Return each line of the material verbatim.

** begin **

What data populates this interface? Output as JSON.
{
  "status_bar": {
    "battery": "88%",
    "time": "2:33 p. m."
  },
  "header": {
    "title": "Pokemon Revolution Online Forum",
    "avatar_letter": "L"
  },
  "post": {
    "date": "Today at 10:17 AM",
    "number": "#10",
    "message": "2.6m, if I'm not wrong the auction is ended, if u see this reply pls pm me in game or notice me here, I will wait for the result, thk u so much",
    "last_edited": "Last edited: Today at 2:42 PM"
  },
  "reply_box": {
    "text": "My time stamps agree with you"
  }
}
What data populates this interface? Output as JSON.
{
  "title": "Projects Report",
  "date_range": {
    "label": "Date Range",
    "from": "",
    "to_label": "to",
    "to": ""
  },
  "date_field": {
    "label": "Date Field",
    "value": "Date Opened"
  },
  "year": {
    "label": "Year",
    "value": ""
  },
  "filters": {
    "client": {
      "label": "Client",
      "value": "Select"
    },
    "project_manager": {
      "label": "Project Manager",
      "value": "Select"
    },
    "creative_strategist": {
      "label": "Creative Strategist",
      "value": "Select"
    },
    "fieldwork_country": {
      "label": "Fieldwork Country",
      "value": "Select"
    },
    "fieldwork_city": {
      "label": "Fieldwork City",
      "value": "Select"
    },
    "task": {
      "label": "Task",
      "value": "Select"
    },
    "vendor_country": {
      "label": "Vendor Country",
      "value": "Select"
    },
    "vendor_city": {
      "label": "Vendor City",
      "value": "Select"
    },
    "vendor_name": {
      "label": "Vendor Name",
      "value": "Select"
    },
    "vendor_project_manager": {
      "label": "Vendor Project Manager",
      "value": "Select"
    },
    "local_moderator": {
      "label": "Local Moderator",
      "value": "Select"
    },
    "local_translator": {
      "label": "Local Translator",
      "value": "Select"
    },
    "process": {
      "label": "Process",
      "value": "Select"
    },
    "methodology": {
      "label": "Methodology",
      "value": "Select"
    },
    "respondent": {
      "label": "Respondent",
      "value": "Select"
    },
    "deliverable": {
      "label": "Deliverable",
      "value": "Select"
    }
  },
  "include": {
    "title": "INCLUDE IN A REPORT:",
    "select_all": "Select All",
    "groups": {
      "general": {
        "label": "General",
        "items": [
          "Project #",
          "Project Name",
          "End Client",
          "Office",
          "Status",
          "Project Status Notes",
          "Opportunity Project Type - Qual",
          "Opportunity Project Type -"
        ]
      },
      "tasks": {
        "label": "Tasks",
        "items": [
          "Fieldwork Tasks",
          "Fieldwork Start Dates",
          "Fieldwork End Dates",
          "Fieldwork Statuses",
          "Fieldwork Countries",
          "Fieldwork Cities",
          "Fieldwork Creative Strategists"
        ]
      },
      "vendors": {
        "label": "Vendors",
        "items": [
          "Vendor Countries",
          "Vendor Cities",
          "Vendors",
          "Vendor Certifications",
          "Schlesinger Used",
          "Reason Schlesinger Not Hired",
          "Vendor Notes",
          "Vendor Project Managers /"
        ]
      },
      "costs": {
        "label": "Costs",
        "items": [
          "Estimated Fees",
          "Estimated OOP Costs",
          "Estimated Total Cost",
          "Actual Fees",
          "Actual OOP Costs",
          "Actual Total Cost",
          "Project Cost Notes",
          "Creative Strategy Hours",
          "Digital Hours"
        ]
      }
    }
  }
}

** end **

(Worked solution):
What data populates this interface? Output as JSON.
{
  "status_bar": {
    "battery": "88%",
    "time": "2:33 p. m."
  },
  "header": {
    "title": "Pokemon Revolution Online Forum",
    "avatar_letter": "L"
  },
  "post": {
    "date": "Today at 10:17 AM",
    "number": "#10",
    "message": "2.6m, if I'm not wrong the auction is ended, if u see this reply pls pm me in game or notice me here, I will wait for the result, thk u so much",
    "last_edited": "Last edited: Today at 2:42 PM"
  },
  "reply_box": {
    "text": "My time stamps agree with you"
  }
}
What data populates this interface? Output as JSON.
{
  "title": "Projects Report",
  "date_range": {
    "label": "Date Range",
    "from": "",
    "to_label": "to",
    "to": ""
  },
  "date_field": {
    "label": "Date Field",
    "value": "Date Opened"
  },
  "year": {
    "label": "Year",
    "value": ""
  },
  "filters": {
    "client": {
      "label": "Client",
      "value": "Select"
    },
    "project_manager": {
      "label": "Project Manager",
      "value": "Select"
    },
    "creative_strategist": {
      "label": "Creative Strategist",
      "value": "Select"
    },
    "fieldwork_country": {
      "label": "Fieldwork Country",
      "value": "Select"
    },
    "fieldwork_city": {
      "label": "Fieldwork City",
      "value": "Select"
    },
    "task": {
      "label": "Task",
      "value": "Select"
    },
    "vendor_country": {
      "label": "Vendor Country",
      "value": "Select"
    },
    "vendor_city": {
      "label": "Vendor City",
      "value": "Select"
    },
    "vendor_name": {
      "label": "Vendor Name",
      "value": "Select"
    },
    "vendor_project_manager": {
      "label": "Vendor Project Manager",
      "value": "Select"
    },
    "local_moderator": {
      "label": "Local Moderator",
      "value": "Select"
    },
    "local_translator": {
      "label": "Local Translator",
      "value": "Select"
    },
    "process": {
      "label": "Process",
      "value": "Select"
    },
    "methodology": {
      "label": "Methodology",
      "value": "Select"
    },
    "respondent": {
      "label": "Respondent",
      "value": "Select"
    },
    "deliverable": {
      "label": "Deliverable",
      "value": "Select"
    }
  },
  "include": {
    "title": "INCLUDE IN A REPORT:",
    "select_all": "Select All",
    "groups": {
      "general": {
        "label": "General",
        "items": [
          "Project #",
          "Project Name",
          "End Client",
          "Office",
          "Status",
          "Project Status Notes",
          "Opportunity Project Type - Qual",
          "Opportunity Project Type -"
        ]
      },
      "tasks": {
        "label": "Tasks",
        "items": [
          "Fieldwork Tasks",
          "Fieldwork Start Dates",
          "Fieldwork End Dates",
          "Fieldwork Statuses",
          "Fieldwork Countries",
          "Fieldwork Cities",
          "Fieldwork Creative Strategists"
        ]
      },
      "vendors": {
        "label": "Vendors",
        "items": [
          "Vendor Countries",
          "Vendor Cities",
          "Vendors",
          "Vendor Certifications",
          "Schlesinger Used",
          "Reason Schlesinger Not Hired",
          "Vendor Notes",
          "Vendor Project Managers /"
        ]
      },
      "costs": {
        "label": "Costs",
        "items": [
          "Estimated Fees",
          "Estimated OOP Costs",
          "Estimated Total Cost",
          "Actual Fees",
          "Actual OOP Costs",
          "Actual Total Cost",
          "Project Cost Notes",
          "Creative Strategy Hours",
          "Digital Hours"
        ]
      }
    }
  }
}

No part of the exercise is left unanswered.